> _DATA FOR PROCESSING_:
>>

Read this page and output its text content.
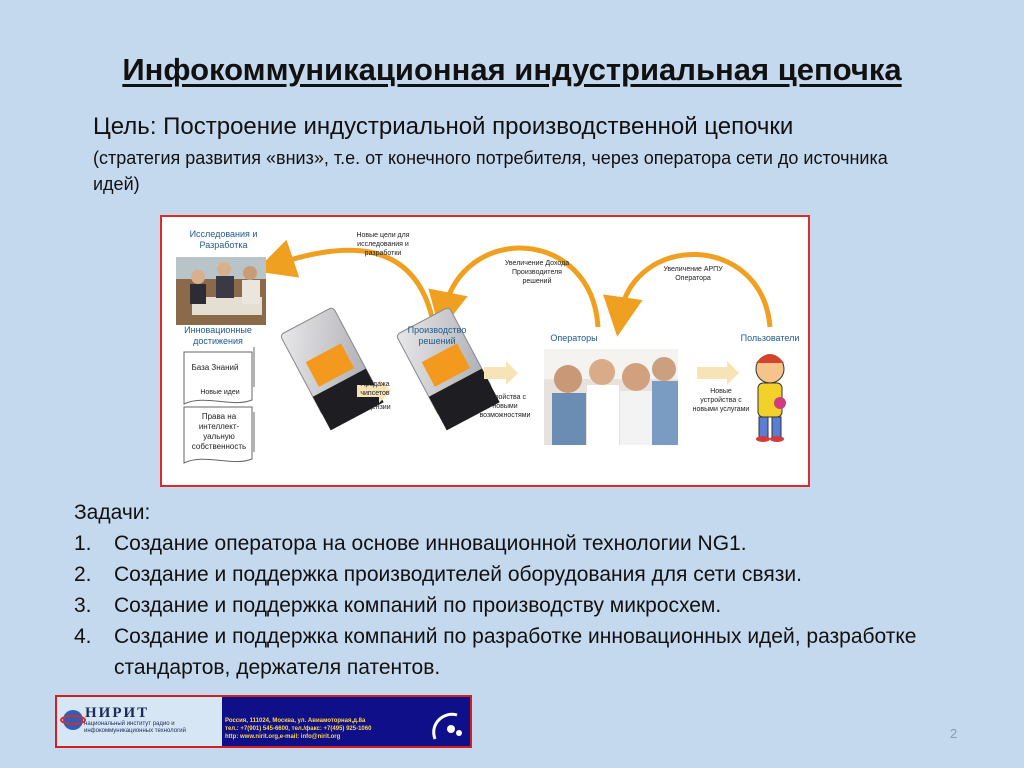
Инфокоммуникационная индустриальная цепочка
Цель: Построение индустриальной производственной цепочки
(стратегия развития «вниз», т.е. от конечного потребителя, через оператора сети до источника идей)
Исследования и Разработка
Новые цели для исследования и разработки
Инновационные достижения
База Знаний
Новые идеи
Права на интеллект-уальную собственность
Продажа чипсетов
Лицензии
Производство решений
Увеличение Дохода Производителя решений
Операторы
Устройства с новыми возможностями
Увеличение АРПУ Оператора
Пользователи
Новые устройства с новыми услугами
Задачи:
1. Создание оператора на основе инновационной технологии NG1.
2. Создание и поддержка производителей оборудования для сети связи.
3. Создание и поддержка компаний по производству микросхем.
4. Создание и поддержка компаний по разработке инновационных идей, разработке стандартов, держателя патентов.
НИРИТ
национальный институт радио и инфокоммуникационных технологий
Россия, 111024, Москва, ул. Авиамоторная,д.8а
тел.: +7(901) 545-6600, тел./факс: +7(495) 925-1060
http: www.nirit.org,e-mail: info@nirit.org	2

<<

> _OBJECTIVE_:
Say how many lines in the records hold the string "Новые", and say nothing else.

> _OUTPUT BELOW_:
3